■ **GOAL**
Faithfully return all lines, omitting every embedded picture.

[Saved entries]
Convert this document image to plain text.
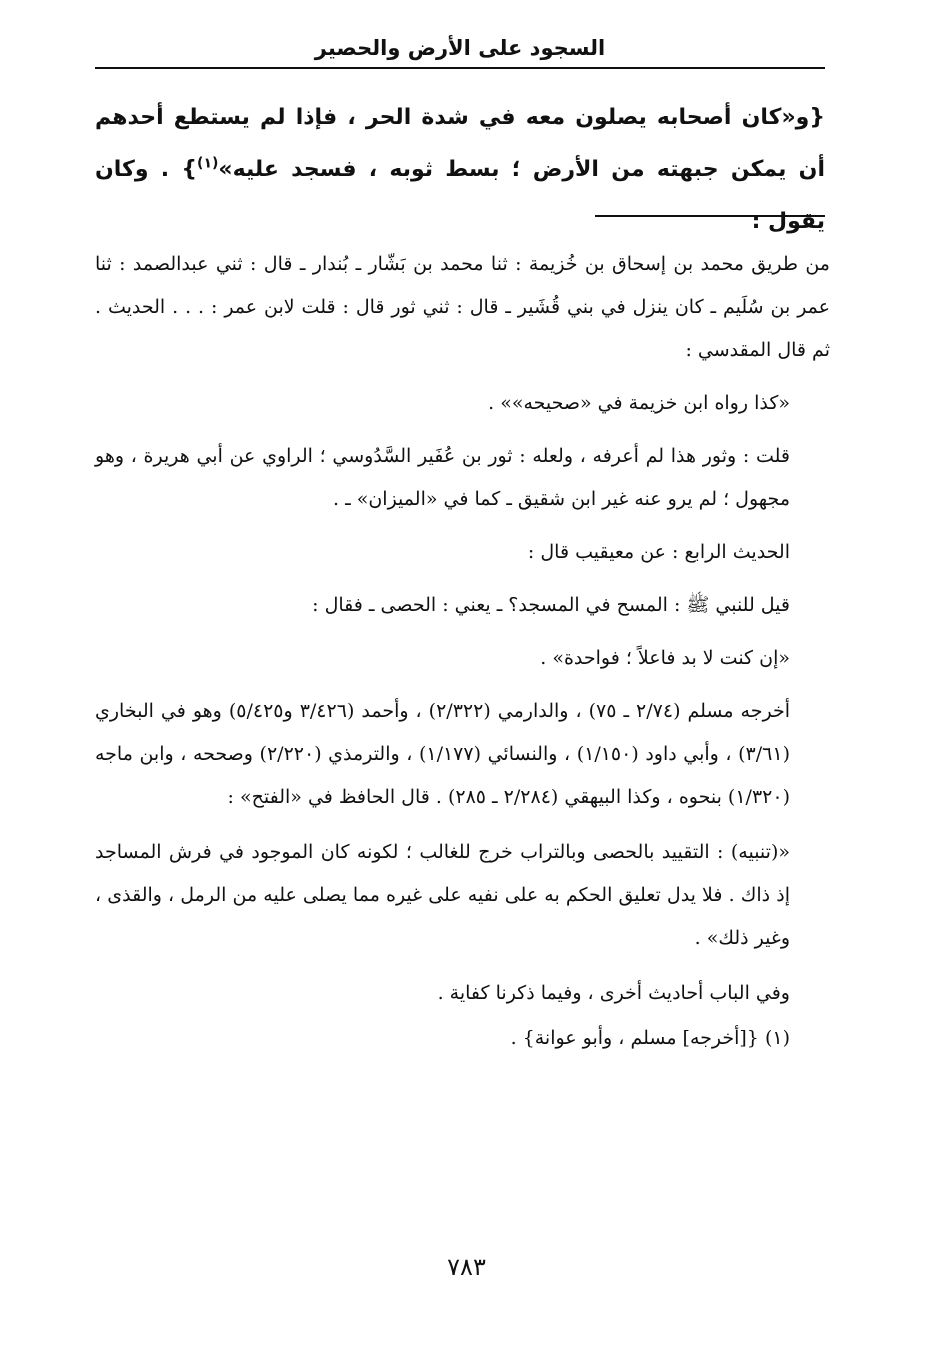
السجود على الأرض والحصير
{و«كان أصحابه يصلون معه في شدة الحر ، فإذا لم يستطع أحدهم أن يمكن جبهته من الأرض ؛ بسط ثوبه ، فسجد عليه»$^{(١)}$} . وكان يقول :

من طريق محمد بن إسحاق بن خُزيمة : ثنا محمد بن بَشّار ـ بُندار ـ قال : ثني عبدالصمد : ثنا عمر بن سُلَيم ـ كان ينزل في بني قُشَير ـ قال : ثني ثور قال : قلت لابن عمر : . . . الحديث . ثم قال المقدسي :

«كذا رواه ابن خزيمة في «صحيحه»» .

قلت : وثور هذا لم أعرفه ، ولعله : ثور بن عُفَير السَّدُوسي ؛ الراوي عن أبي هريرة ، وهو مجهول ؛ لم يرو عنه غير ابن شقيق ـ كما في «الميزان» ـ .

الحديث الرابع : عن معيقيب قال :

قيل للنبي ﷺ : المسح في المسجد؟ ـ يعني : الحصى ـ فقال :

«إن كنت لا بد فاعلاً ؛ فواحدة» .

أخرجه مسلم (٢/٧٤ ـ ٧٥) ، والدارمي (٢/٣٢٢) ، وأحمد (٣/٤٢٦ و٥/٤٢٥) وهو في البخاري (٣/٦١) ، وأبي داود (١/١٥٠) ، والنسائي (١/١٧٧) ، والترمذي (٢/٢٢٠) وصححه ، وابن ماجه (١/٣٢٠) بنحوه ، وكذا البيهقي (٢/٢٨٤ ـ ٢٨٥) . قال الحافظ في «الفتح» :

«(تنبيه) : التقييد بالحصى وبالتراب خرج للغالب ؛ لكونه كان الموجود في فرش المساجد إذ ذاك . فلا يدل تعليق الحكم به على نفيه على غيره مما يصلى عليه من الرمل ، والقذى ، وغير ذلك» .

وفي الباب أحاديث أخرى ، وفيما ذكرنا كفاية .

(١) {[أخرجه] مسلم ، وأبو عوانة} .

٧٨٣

■ **CORRECT RESPONSE**
Convert this document image to plain text.
السجود على الأرض والحصير
{و«كان أصحابه يصلون معه في شدة الحر ، فإذا لم يستطع أحدهم أن يمكن جبهته من الأرض ؛ بسط ثوبه ، فسجد عليه»$^{(١)}$} . وكان يقول :

من طريق محمد بن إسحاق بن خُزيمة : ثنا محمد بن بَشّار ـ بُندار ـ قال : ثني عبدالصمد : ثنا عمر بن سُلَيم ـ كان ينزل في بني قُشَير ـ قال : ثني ثور قال : قلت لابن عمر : . . . الحديث . ثم قال المقدسي :

«كذا رواه ابن خزيمة في «صحيحه»» .

قلت : وثور هذا لم أعرفه ، ولعله : ثور بن عُفَير السَّدُوسي ؛ الراوي عن أبي هريرة ، وهو مجهول ؛ لم يرو عنه غير ابن شقيق ـ كما في «الميزان» ـ .

الحديث الرابع : عن معيقيب قال :

قيل للنبي ﷺ : المسح في المسجد؟ ـ يعني : الحصى ـ فقال :

«إن كنت لا بد فاعلاً ؛ فواحدة» .

أخرجه مسلم (٢/٧٤ ـ ٧٥) ، والدارمي (٢/٣٢٢) ، وأحمد (٣/٤٢٦ و٥/٤٢٥) وهو في البخاري (٣/٦١) ، وأبي داود (١/١٥٠) ، والنسائي (١/١٧٧) ، والترمذي (٢/٢٢٠) وصححه ، وابن ماجه (١/٣٢٠) بنحوه ، وكذا البيهقي (٢/٢٨٤ ـ ٢٨٥) . قال الحافظ في «الفتح» :

«(تنبيه) : التقييد بالحصى وبالتراب خرج للغالب ؛ لكونه كان الموجود في فرش المساجد إذ ذاك . فلا يدل تعليق الحكم به على نفيه على غيره مما يصلى عليه من الرمل ، والقذى ، وغير ذلك» .

وفي الباب أحاديث أخرى ، وفيما ذكرنا كفاية .

(١) {[أخرجه] مسلم ، وأبو عوانة} .

٧٨٣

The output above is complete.